GIVEN REQUEST => Scan the records below. List lines holding "通过深化理解概念".

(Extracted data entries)
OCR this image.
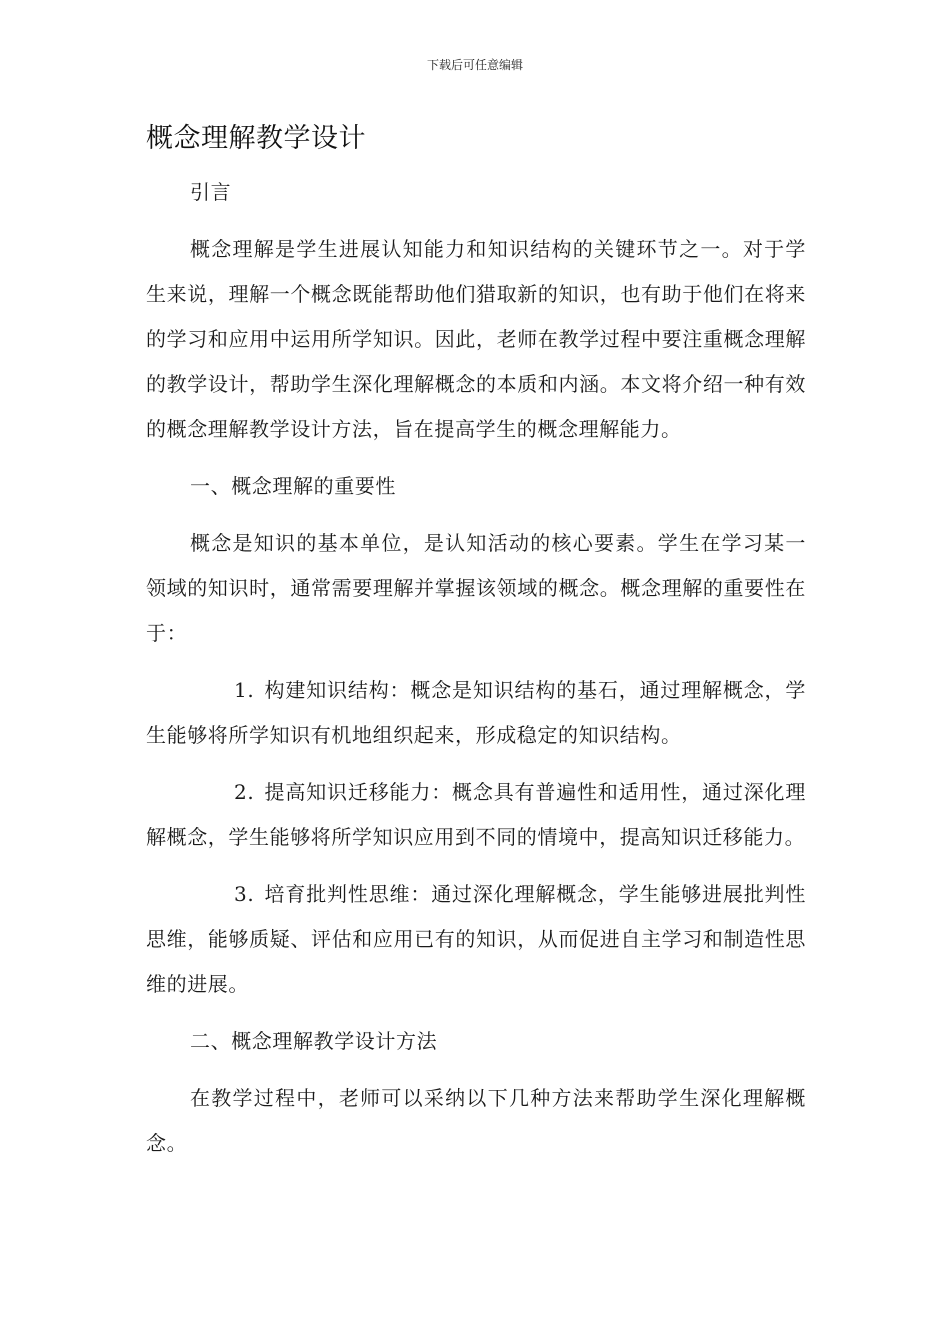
下载后可任意编辑
概念理解教学设计

引言

概念理解是学生进展认知能力和知识结构的关键环节之一。对于学生来说，理解一个概念既能帮助他们猎取新的知识，也有助于他们在将来的学习和应用中运用所学知识。因此，老师在教学过程中要注重概念理解的教学设计，帮助学生深化理解概念的本质和内涵。本文将介绍一种有效的概念理解教学设计方法，旨在提高学生的概念理解能力。

一、概念理解的重要性

概念是知识的基本单位，是认知活动的核心要素。学生在学习某一领域的知识时，通常需要理解并掌握该领域的概念。概念理解的重要性在于：

1. 构建知识结构：概念是知识结构的基石，通过理解概念，学生能够将所学知识有机地组织起来，形成稳定的知识结构。

2. 提高知识迁移能力：概念具有普遍性和适用性，通过深化理解概念，学生能够将所学知识应用到不同的情境中，提高知识迁移能力。

3. 培育批判性思维：通过深化理解概念，学生能够进展批判性思维，能够质疑、评估和应用已有的知识，从而促进自主学习和制造性思维的进展。

二、概念理解教学设计方法

在教学过程中，老师可以采纳以下几种方法来帮助学生深化理解概念。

WRITTEN ANSWER =>
2. 提高知识迁移能力：概念具有普遍性和适用性，通过深化理解概念，学生能够将所学知识应用到不同的情境中，提高知识迁移能力。
3. 培育批判性思维：通过深化理解概念，学生能够进展批判性思维，能够质疑、评估和应用已有的知识，从而促进自主学习和制造性思维的进展。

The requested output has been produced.